-------- Listing

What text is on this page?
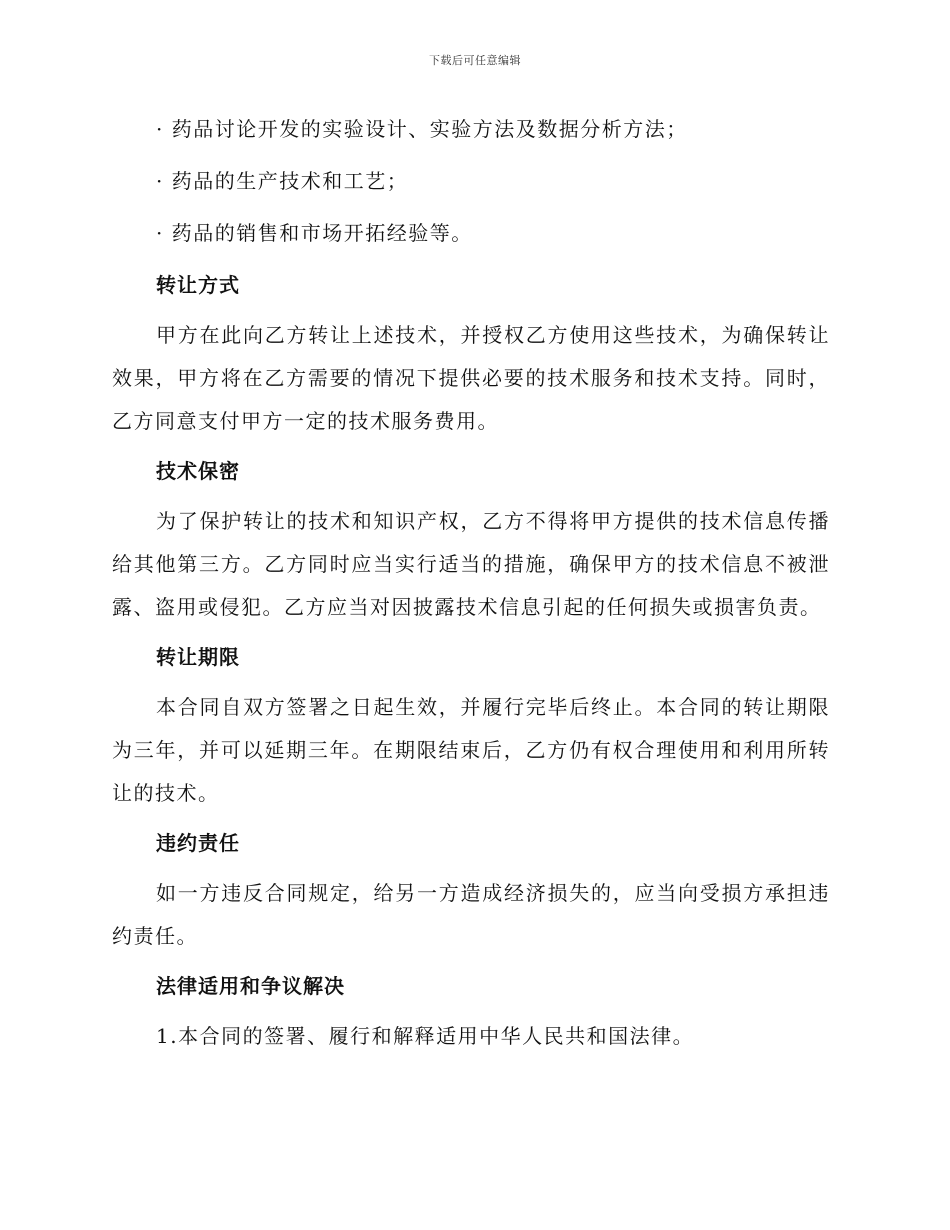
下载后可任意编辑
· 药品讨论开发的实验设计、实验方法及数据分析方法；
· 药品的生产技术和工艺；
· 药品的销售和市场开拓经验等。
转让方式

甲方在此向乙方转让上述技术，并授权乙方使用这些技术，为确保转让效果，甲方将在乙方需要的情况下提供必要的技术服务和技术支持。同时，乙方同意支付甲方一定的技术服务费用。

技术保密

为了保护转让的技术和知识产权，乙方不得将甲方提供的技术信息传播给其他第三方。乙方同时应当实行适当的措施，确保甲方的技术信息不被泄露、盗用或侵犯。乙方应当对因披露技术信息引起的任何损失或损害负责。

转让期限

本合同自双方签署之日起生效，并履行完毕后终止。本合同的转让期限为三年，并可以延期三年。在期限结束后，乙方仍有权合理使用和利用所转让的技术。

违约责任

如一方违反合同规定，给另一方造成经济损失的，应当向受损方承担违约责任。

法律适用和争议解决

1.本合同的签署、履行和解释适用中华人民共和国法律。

----------------

Reproduce all entries exactly. Pictures do not belong in the copy.

What text is on this page?
下载后可任意编辑
· 药品讨论开发的实验设计、实验方法及数据分析方法；
· 药品的生产技术和工艺；
· 药品的销售和市场开拓经验等。
转让方式

甲方在此向乙方转让上述技术，并授权乙方使用这些技术，为确保转让效果，甲方将在乙方需要的情况下提供必要的技术服务和技术支持。同时，乙方同意支付甲方一定的技术服务费用。

技术保密

为了保护转让的技术和知识产权，乙方不得将甲方提供的技术信息传播给其他第三方。乙方同时应当实行适当的措施，确保甲方的技术信息不被泄露、盗用或侵犯。乙方应当对因披露技术信息引起的任何损失或损害负责。

转让期限

本合同自双方签署之日起生效，并履行完毕后终止。本合同的转让期限为三年，并可以延期三年。在期限结束后，乙方仍有权合理使用和利用所转让的技术。

违约责任

如一方违反合同规定，给另一方造成经济损失的，应当向受损方承担违约责任。

法律适用和争议解决

1.本合同的签署、履行和解释适用中华人民共和国法律。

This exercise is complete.